[Records]

## START

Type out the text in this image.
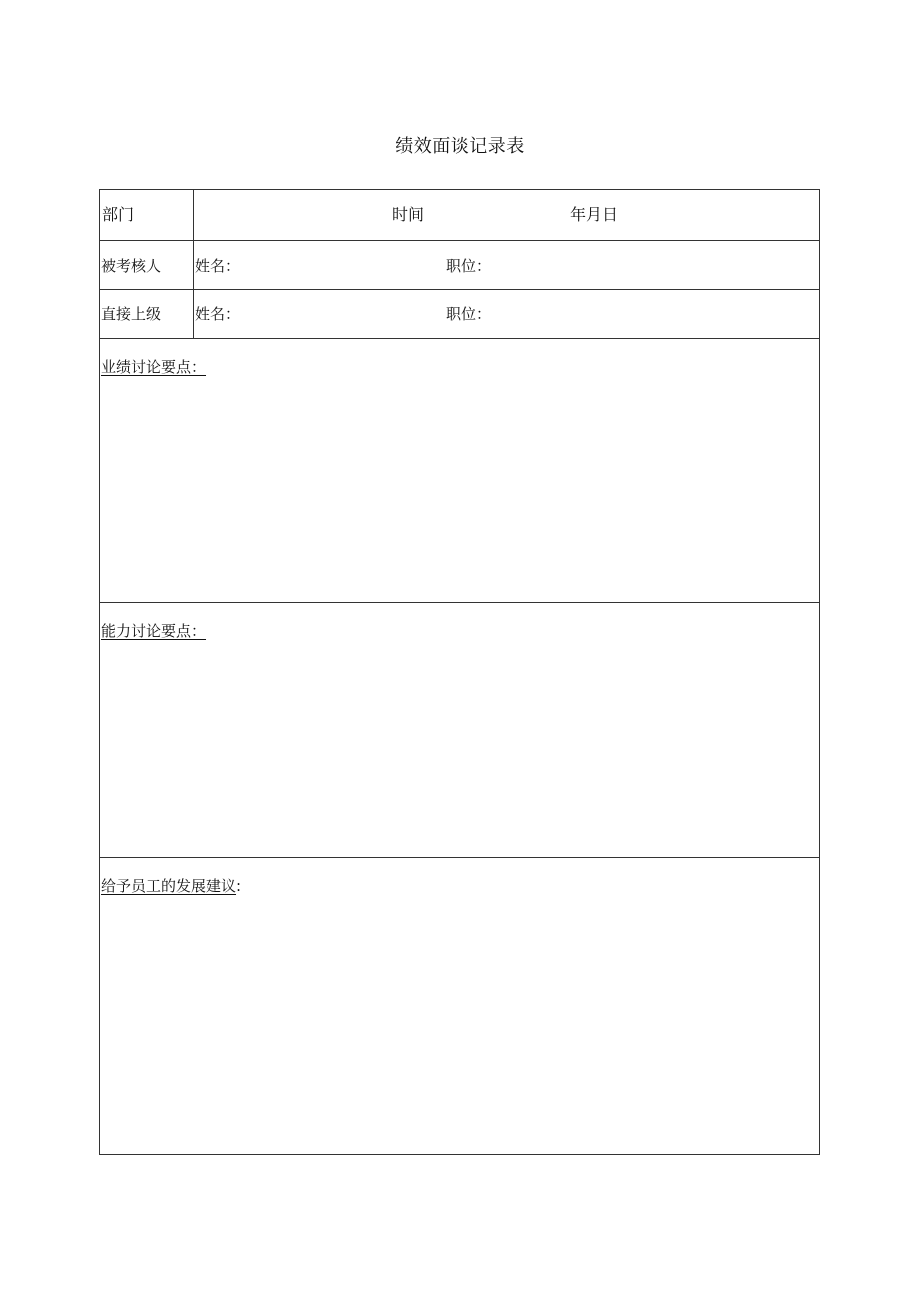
绩效面谈记录表
部门	时间	年月日
被考核人 姓名：	职位：
直接上级 姓名：	职位：
业绩讨论要点：
能力讨论要点：
给予员工的发展建议:
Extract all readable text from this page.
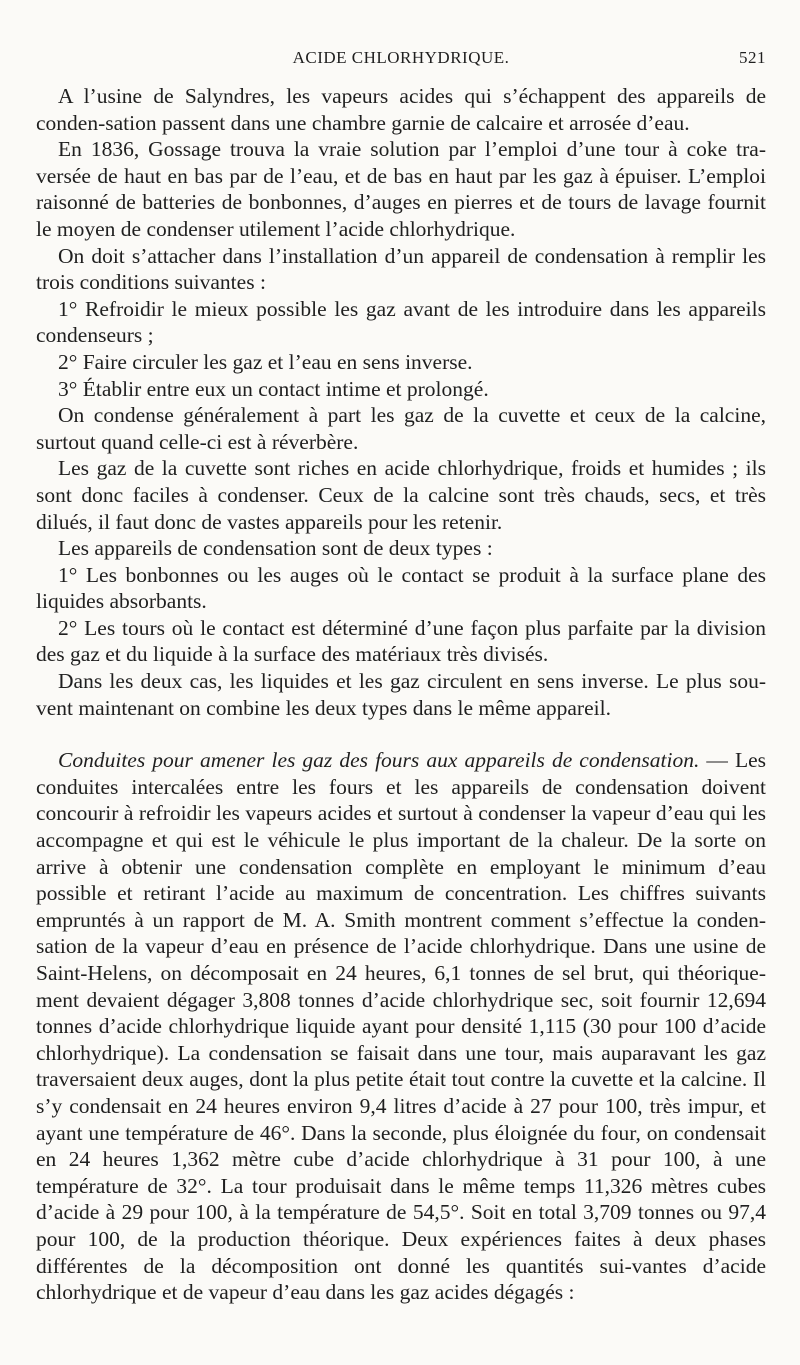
ACIDE CHLORHYDRIQUE.	521

A l’usine de Salyndres, les vapeurs acides qui s’échappent des appareils de conden-sation passent dans une chambre garnie de calcaire et arrosée d’eau.

En 1836, Gossage trouva la vraie solution par l’emploi d’une tour à coke tra-versée de haut en bas par de l’eau, et de bas en haut par les gaz à épuiser. L’emploi raisonné de batteries de bonbonnes, d’auges en pierres et de tours de lavage fournit le moyen de condenser utilement l’acide chlorhydrique.

On doit s’attacher dans l’installation d’un appareil de condensation à remplir les trois conditions suivantes :

1° Refroidir le mieux possible les gaz avant de les introduire dans les appareils condenseurs ;

2° Faire circuler les gaz et l’eau en sens inverse.

3° Établir entre eux un contact intime et prolongé.

On condense généralement à part les gaz de la cuvette et ceux de la calcine, surtout quand celle-ci est à réverbère.

Les gaz de la cuvette sont riches en acide chlorhydrique, froids et humides ; ils sont donc faciles à condenser. Ceux de la calcine sont très chauds, secs, et très dilués, il faut donc de vastes appareils pour les retenir.

Les appareils de condensation sont de deux types :

1° Les bonbonnes ou les auges où le contact se produit à la surface plane des liquides absorbants.

2° Les tours où le contact est déterminé d’une façon plus parfaite par la division des gaz et du liquide à la surface des matériaux très divisés.

Dans les deux cas, les liquides et les gaz circulent en sens inverse. Le plus sou-vent maintenant on combine les deux types dans le même appareil.

Conduites pour amener les gaz des fours aux appareils de condensation. — Les conduites intercalées entre les fours et les appareils de condensation doivent concourir à refroidir les vapeurs acides et surtout à condenser la vapeur d’eau qui les accompagne et qui est le véhicule le plus important de la chaleur. De la sorte on arrive à obtenir une condensation complète en employant le minimum d’eau possible et retirant l’acide au maximum de concentration. Les chiffres suivants empruntés à un rapport de M. A. Smith montrent comment s’effectue la conden-sation de la vapeur d’eau en présence de l’acide chlorhydrique. Dans une usine de Saint-Helens, on décomposait en 24 heures, 6,1 tonnes de sel brut, qui théorique-ment devaient dégager 3,808 tonnes d’acide chlorhydrique sec, soit fournir 12,694 tonnes d’acide chlorhydrique liquide ayant pour densité 1,115 (30 pour 100 d’acide chlorhydrique). La condensation se faisait dans une tour, mais auparavant les gaz traversaient deux auges, dont la plus petite était tout contre la cuvette et la calcine. Il s’y condensait en 24 heures environ 9,4 litres d’acide à 27 pour 100, très impur, et ayant une température de 46°. Dans la seconde, plus éloignée du four, on condensait en 24 heures 1,362 mètre cube d’acide chlorhydrique à 31 pour 100, à une température de 32°. La tour produisait dans le même temps 11,326 mètres cubes d’acide à 29 pour 100, à la température de 54,5°. Soit en total 3,709 tonnes ou 97,4 pour 100, de la production théorique. Deux expériences faites à deux phases différentes de la décomposition ont donné les quantités sui-vantes d’acide chlorhydrique et de vapeur d’eau dans les gaz acides dégagés :
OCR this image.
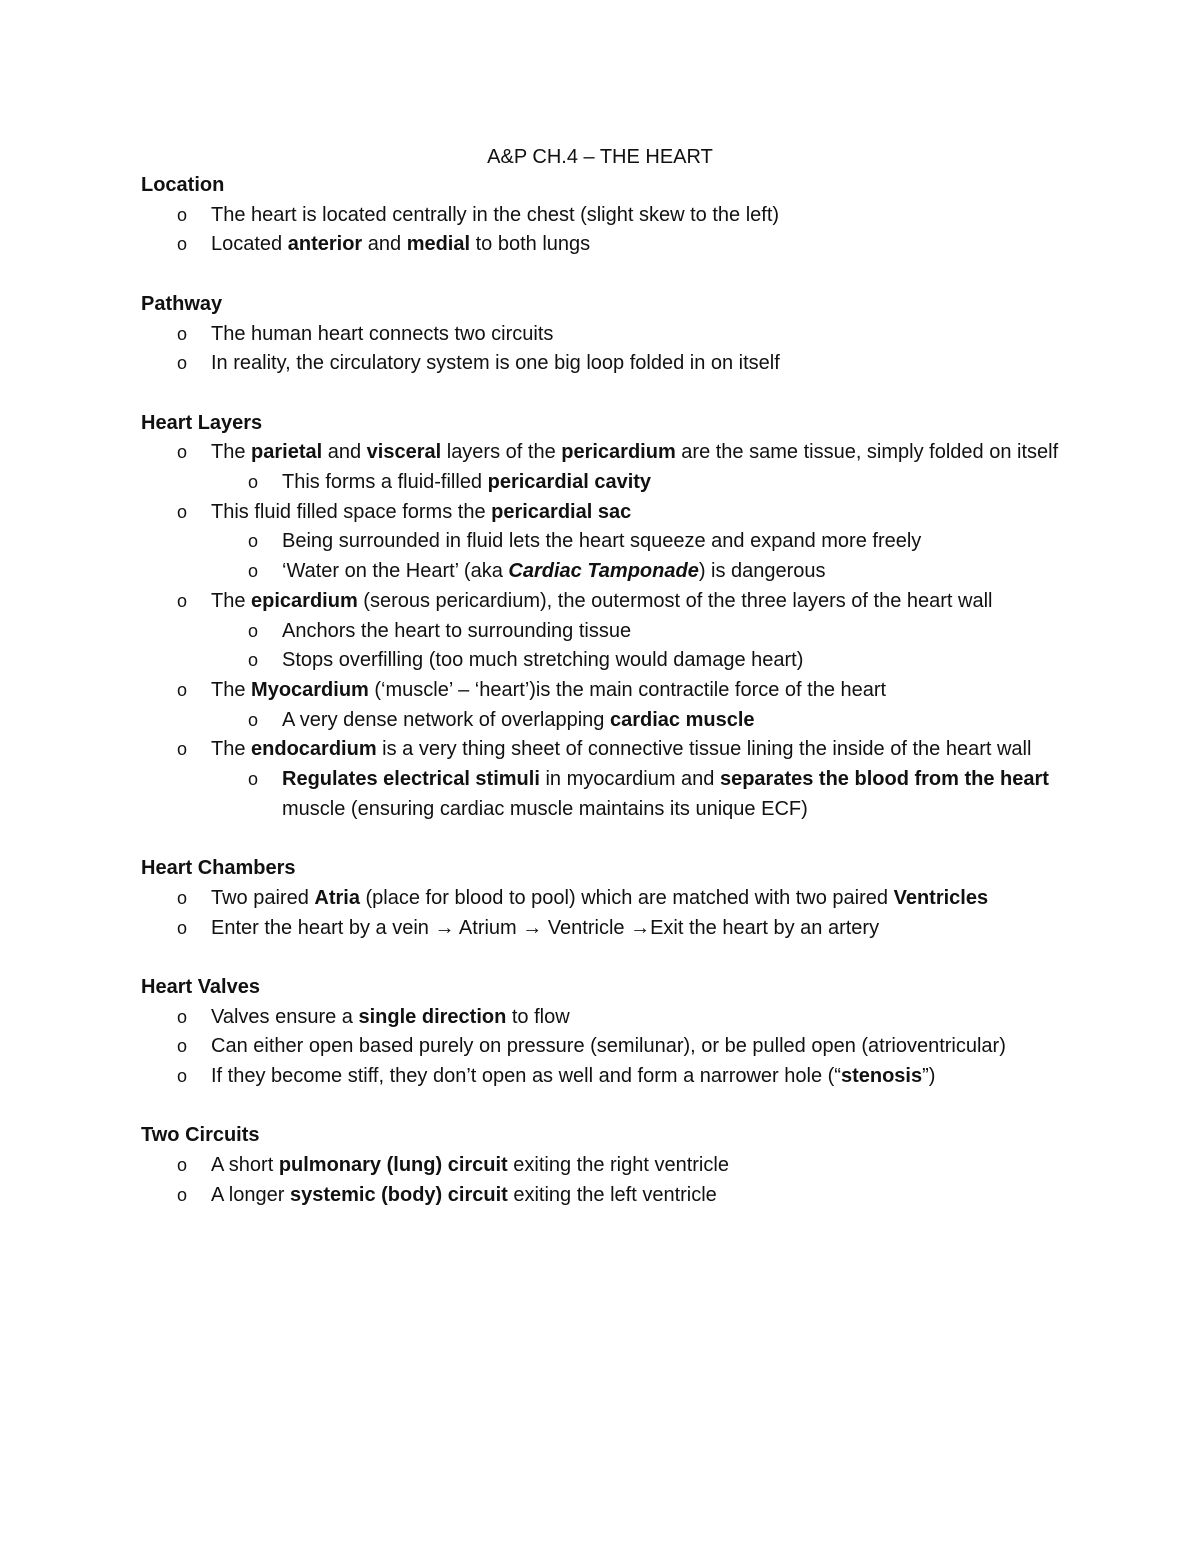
A&P CH.4 – THE HEART
Location
o The heart is located centrally in the chest (slight skew to the left)
o Located anterior and medial to both lungs
Pathway
o The human heart connects two circuits
o In reality, the circulatory system is one big loop folded in on itself
Heart Layers
o The parietal and visceral layers of the pericardium are the same tissue, simply folded on itself
o This forms a fluid-filled pericardial cavity
o This fluid filled space forms the pericardial sac
o Being surrounded in fluid lets the heart squeeze and expand more freely
o ‘Water on the Heart’ (aka Cardiac Tamponade) is dangerous
o The epicardium (serous pericardium), the outermost of the three layers of the heart wall
o Anchors the heart to surrounding tissue
o Stops overfilling (too much stretching would damage heart)
o The Myocardium (‘muscle’ – ‘heart’)is the main contractile force of the heart
o A very dense network of overlapping cardiac muscle
o The endocardium is a very thing sheet of connective tissue lining the inside of the heart wall
o Regulates electrical stimuli in myocardium and separates the blood from the heart muscle (ensuring cardiac muscle maintains its unique ECF)
Heart Chambers
o Two paired Atria (place for blood to pool) which are matched with two paired Ventricles
o Enter the heart by a vein → Atrium → Ventricle →Exit the heart by an artery
Heart Valves
o Valves ensure a single direction to flow
o Can either open based purely on pressure (semilunar), or be pulled open (atrioventricular)
o If they become stiff, they don’t open as well and form a narrower hole (“stenosis”)
Two Circuits
o A short pulmonary (lung) circuit exiting the right ventricle
o A longer systemic (body) circuit exiting the left ventricle
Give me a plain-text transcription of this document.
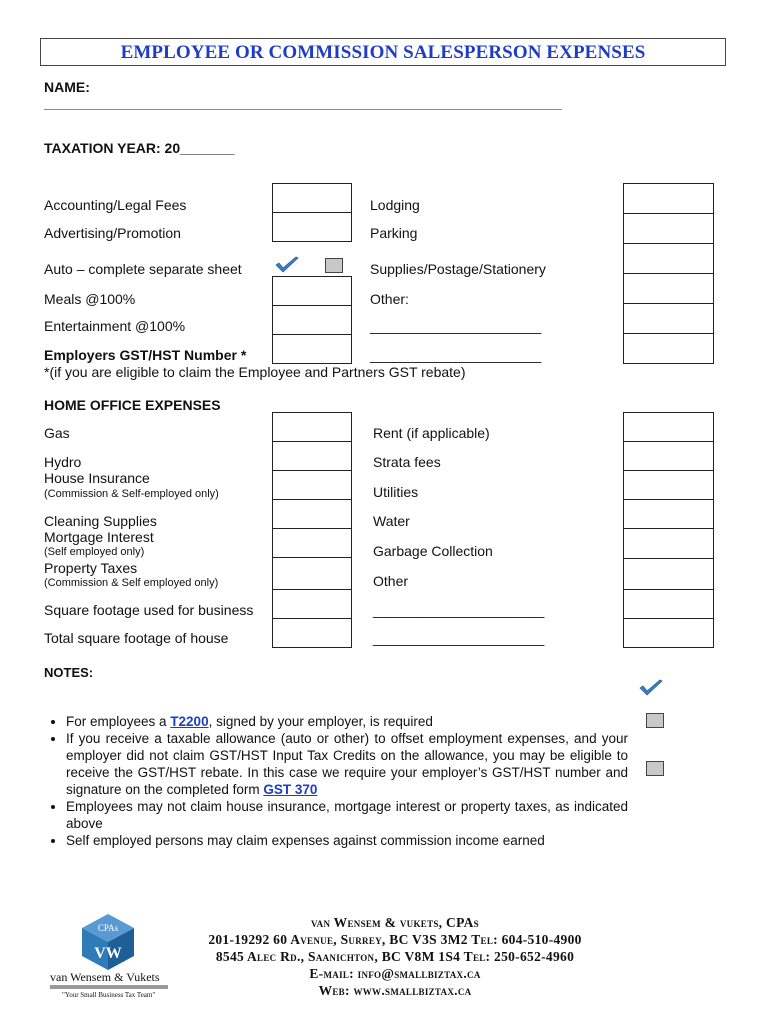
EMPLOYEE OR COMMISSION SALESPERSON EXPENSES
NAME:
______________________________________________________________________________
TAXATION YEAR: 20_______
Accounting/Legal Fees
Advertising/Promotion
Auto – complete separate sheet
Meals @100%
Entertainment @100%
Employers GST/HST Number *
*(if you are eligible to claim the Employee and Partners GST rebate)
Lodging
Parking
Supplies/Postage/Stationery
Other:
______________________
______________________
HOME OFFICE EXPENSES
Gas
Hydro
House Insurance
(Commission & Self-employed only)
Cleaning Supplies
Mortgage Interest
(Self employed only)
Property Taxes
(Commission & Self employed only)
Square footage used for business
Total square footage of house
Rent (if applicable)
Strata fees
Utilities
Water
Garbage Collection
Other
______________________
______________________
NOTES:
• For employees a T2200, signed by your employer, is required
• If you receive a taxable allowance (auto or other) to offset employment expenses, and your employer did not claim GST/HST Input Tax Credits on the allowance, you may be eligible to receive the GST/HST rebate. In this case we require your employer’s GST/HST number and signature on the completed form GST 370
• Employees may not claim house insurance, mortgage interest or property taxes, as indicated above
• Self employed persons may claim expenses against commission income earned
CPAs
VW
van Wensem & Vukets
"Your Small Business Tax Team"
van Wensem & vukets, CPAs
201-19292 60 Avenue, Surrey, BC V3S 3M2 Tel: 604-510-4900
8545 Alec Rd., Saanichton, BC V8M 1S4 Tel: 250-652-4960
E-mail: info@smallbiztax.ca
Web: www.smallbiztax.ca
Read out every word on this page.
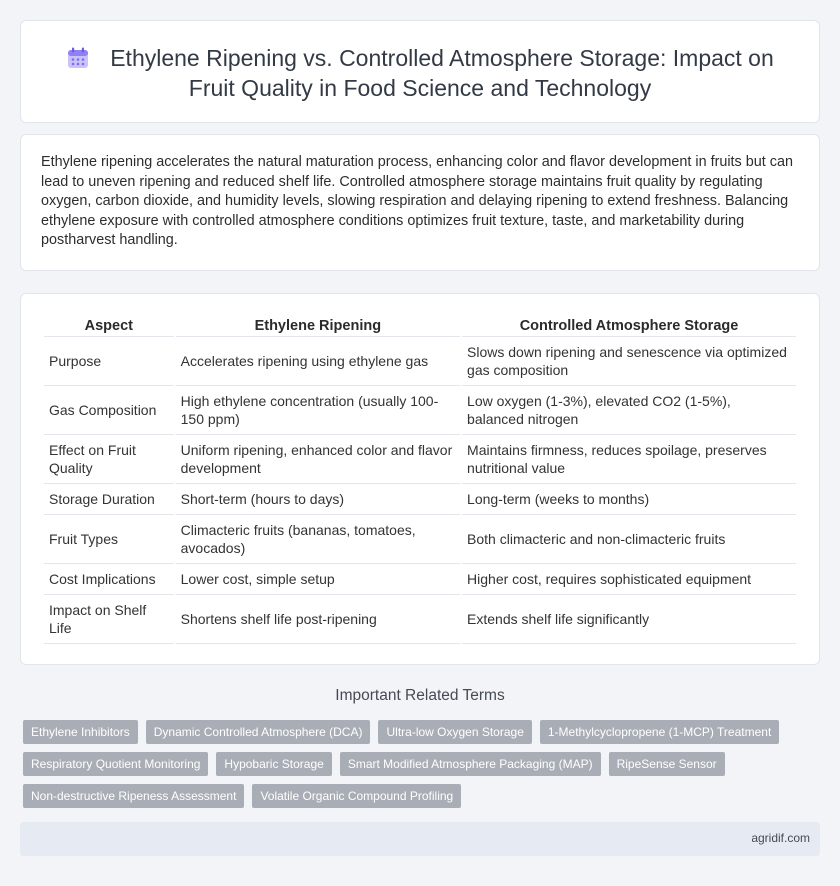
Ethylene Ripening vs. Controlled Atmosphere Storage: Impact on Fruit Quality in Food Science and Technology

Ethylene ripening accelerates the natural maturation process, enhancing color and flavor development in fruits but can lead to uneven ripening and reduced shelf life. Controlled atmosphere storage maintains fruit quality by regulating oxygen, carbon dioxide, and humidity levels, slowing respiration and delaying ripening to extend freshness. Balancing ethylene exposure with controlled atmosphere conditions optimizes fruit texture, taste, and marketability during postharvest handling.

Aspect	Ethylene Ripening	Controlled Atmosphere Storage
Purpose	Accelerates ripening using ethylene gas	Slows down ripening and senescence via optimized gas composition
Gas Composition	High ethylene concentration (usually 100-150 ppm)	Low oxygen (1-3%), elevated CO2 (1-5%), balanced nitrogen
Effect on Fruit Quality	Uniform ripening, enhanced color and flavor development	Maintains firmness, reduces spoilage, preserves nutritional value
Storage Duration	Short-term (hours to days)	Long-term (weeks to months)
Fruit Types	Climacteric fruits (bananas, tomatoes, avocados)	Both climacteric and non-climacteric fruits
Cost Implications	Lower cost, simple setup	Higher cost, requires sophisticated equipment
Impact on Shelf Life	Shortens shelf life post-ripening	Extends shelf life significantly
Important Related Terms
Ethylene Inhibitors	Dynamic Controlled Atmosphere (DCA)	Ultra-low Oxygen Storage	1-Methylcyclopropene (1-MCP) Treatment
Respiratory Quotient Monitoring	Hypobaric Storage	Smart Modified Atmosphere Packaging (MAP)	RipeSense Sensor
Non-destructive Ripeness Assessment	Volatile Organic Compound Profiling
agridif.com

## END

**Short exercise**
Copy out each line in the listing that has the word "pericardial".

**Answer**
o This forms a fluid-filled pericardial cavity
o This fluid filled space forms the pericardial sac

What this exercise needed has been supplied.